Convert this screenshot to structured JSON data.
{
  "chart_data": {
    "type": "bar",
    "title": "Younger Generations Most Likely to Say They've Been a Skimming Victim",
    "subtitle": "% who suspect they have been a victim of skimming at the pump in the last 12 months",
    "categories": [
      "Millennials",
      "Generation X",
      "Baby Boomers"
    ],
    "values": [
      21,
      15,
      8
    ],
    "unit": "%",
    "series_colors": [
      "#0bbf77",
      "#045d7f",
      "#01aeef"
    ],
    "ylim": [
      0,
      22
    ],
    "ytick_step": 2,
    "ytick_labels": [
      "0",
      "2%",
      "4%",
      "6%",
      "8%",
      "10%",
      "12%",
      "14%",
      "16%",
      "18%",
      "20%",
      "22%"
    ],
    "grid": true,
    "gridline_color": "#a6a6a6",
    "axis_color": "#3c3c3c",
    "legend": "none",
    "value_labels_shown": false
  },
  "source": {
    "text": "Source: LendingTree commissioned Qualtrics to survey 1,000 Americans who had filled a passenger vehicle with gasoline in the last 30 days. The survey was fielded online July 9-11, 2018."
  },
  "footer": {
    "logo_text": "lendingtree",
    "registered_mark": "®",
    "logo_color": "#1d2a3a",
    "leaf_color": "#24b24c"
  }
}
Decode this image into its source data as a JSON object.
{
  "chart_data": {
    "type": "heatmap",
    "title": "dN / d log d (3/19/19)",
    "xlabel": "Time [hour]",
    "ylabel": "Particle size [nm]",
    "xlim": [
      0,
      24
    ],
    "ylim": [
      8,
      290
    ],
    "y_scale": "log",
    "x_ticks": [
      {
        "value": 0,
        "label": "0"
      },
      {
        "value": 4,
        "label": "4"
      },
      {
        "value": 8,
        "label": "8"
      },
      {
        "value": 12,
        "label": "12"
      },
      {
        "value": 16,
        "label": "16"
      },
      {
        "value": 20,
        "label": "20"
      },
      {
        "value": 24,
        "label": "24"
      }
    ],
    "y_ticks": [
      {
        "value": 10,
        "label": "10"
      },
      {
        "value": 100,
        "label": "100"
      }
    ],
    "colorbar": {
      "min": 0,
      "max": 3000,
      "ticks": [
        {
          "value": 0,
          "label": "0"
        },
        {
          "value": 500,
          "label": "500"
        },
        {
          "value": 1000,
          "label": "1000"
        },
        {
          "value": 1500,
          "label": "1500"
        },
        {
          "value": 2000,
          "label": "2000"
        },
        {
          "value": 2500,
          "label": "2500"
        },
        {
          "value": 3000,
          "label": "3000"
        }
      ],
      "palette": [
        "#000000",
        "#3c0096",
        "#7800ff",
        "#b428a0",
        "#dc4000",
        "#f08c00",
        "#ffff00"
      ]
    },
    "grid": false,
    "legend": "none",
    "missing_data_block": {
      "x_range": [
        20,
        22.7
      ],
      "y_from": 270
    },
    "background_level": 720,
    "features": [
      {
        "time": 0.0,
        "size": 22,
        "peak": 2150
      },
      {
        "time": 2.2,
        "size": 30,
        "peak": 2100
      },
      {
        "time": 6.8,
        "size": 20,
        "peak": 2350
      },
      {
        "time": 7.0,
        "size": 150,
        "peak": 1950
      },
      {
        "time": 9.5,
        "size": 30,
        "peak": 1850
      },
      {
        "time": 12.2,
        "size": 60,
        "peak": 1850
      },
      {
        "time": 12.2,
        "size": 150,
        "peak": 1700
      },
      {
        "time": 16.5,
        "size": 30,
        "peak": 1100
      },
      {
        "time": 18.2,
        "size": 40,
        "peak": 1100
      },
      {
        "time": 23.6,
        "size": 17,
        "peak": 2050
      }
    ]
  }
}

# [WHAT YOU WILL DO]
Type the material above out again, exactly.

# [THE SOLUTION]
Convert this screenshot to structured JSON data.
{
  "chart_data": {
    "type": "bar",
    "title": "Younger Generations Most Likely to Say They've Been a Skimming Victim",
    "subtitle": "% who suspect they have been a victim of skimming at the pump in the last 12 months",
    "categories": [
      "Millennials",
      "Generation X",
      "Baby Boomers"
    ],
    "values": [
      21,
      15,
      8
    ],
    "unit": "%",
    "series_colors": [
      "#0bbf77",
      "#045d7f",
      "#01aeef"
    ],
    "ylim": [
      0,
      22
    ],
    "ytick_step": 2,
    "ytick_labels": [
      "0",
      "2%",
      "4%",
      "6%",
      "8%",
      "10%",
      "12%",
      "14%",
      "16%",
      "18%",
      "20%",
      "22%"
    ],
    "grid": true,
    "gridline_color": "#a6a6a6",
    "axis_color": "#3c3c3c",
    "legend": "none",
    "value_labels_shown": false
  },
  "source": {
    "text": "Source: LendingTree commissioned Qualtrics to survey 1,000 Americans who had filled a passenger vehicle with gasoline in the last 30 days. The survey was fielded online July 9-11, 2018."
  },
  "footer": {
    "logo_text": "lendingtree",
    "registered_mark": "®",
    "logo_color": "#1d2a3a",
    "leaf_color": "#24b24c"
  }
}
Decode this image into its source data as a JSON object.
{
  "chart_data": {
    "type": "heatmap",
    "title": "dN / d log d (3/19/19)",
    "xlabel": "Time [hour]",
    "ylabel": "Particle size [nm]",
    "xlim": [
      0,
      24
    ],
    "ylim": [
      8,
      290
    ],
    "y_scale": "log",
    "x_ticks": [
      {
        "value": 0,
        "label": "0"
      },
      {
        "value": 4,
        "label": "4"
      },
      {
        "value": 8,
        "label": "8"
      },
      {
        "value": 12,
        "label": "12"
      },
      {
        "value": 16,
        "label": "16"
      },
      {
        "value": 20,
        "label": "20"
      },
      {
        "value": 24,
        "label": "24"
      }
    ],
    "y_ticks": [
      {
        "value": 10,
        "label": "10"
      },
      {
        "value": 100,
        "label": "100"
      }
    ],
    "colorbar": {
      "min": 0,
      "max": 3000,
      "ticks": [
        {
          "value": 0,
          "label": "0"
        },
        {
          "value": 500,
          "label": "500"
        },
        {
          "value": 1000,
          "label": "1000"
        },
        {
          "value": 1500,
          "label": "1500"
        },
        {
          "value": 2000,
          "label": "2000"
        },
        {
          "value": 2500,
          "label": "2500"
        },
        {
          "value": 3000,
          "label": "3000"
        }
      ],
      "palette": [
        "#000000",
        "#3c0096",
        "#7800ff",
        "#b428a0",
        "#dc4000",
        "#f08c00",
        "#ffff00"
      ]
    },
    "grid": false,
    "legend": "none",
    "missing_data_block": {
      "x_range": [
        20,
        22.7
      ],
      "y_from": 270
    },
    "background_level": 720,
    "features": [
      {
        "time": 0.0,
        "size": 22,
        "peak": 2150
      },
      {
        "time": 2.2,
        "size": 30,
        "peak": 2100
      },
      {
        "time": 6.8,
        "size": 20,
        "peak": 2350
      },
      {
        "time": 7.0,
        "size": 150,
        "peak": 1950
      },
      {
        "time": 9.5,
        "size": 30,
        "peak": 1850
      },
      {
        "time": 12.2,
        "size": 60,
        "peak": 1850
      },
      {
        "time": 12.2,
        "size": 150,
        "peak": 1700
      },
      {
        "time": 16.5,
        "size": 30,
        "peak": 1100
      },
      {
        "time": 18.2,
        "size": 40,
        "peak": 1100
      },
      {
        "time": 23.6,
        "size": 17,
        "peak": 2050
      }
    ]
  }
}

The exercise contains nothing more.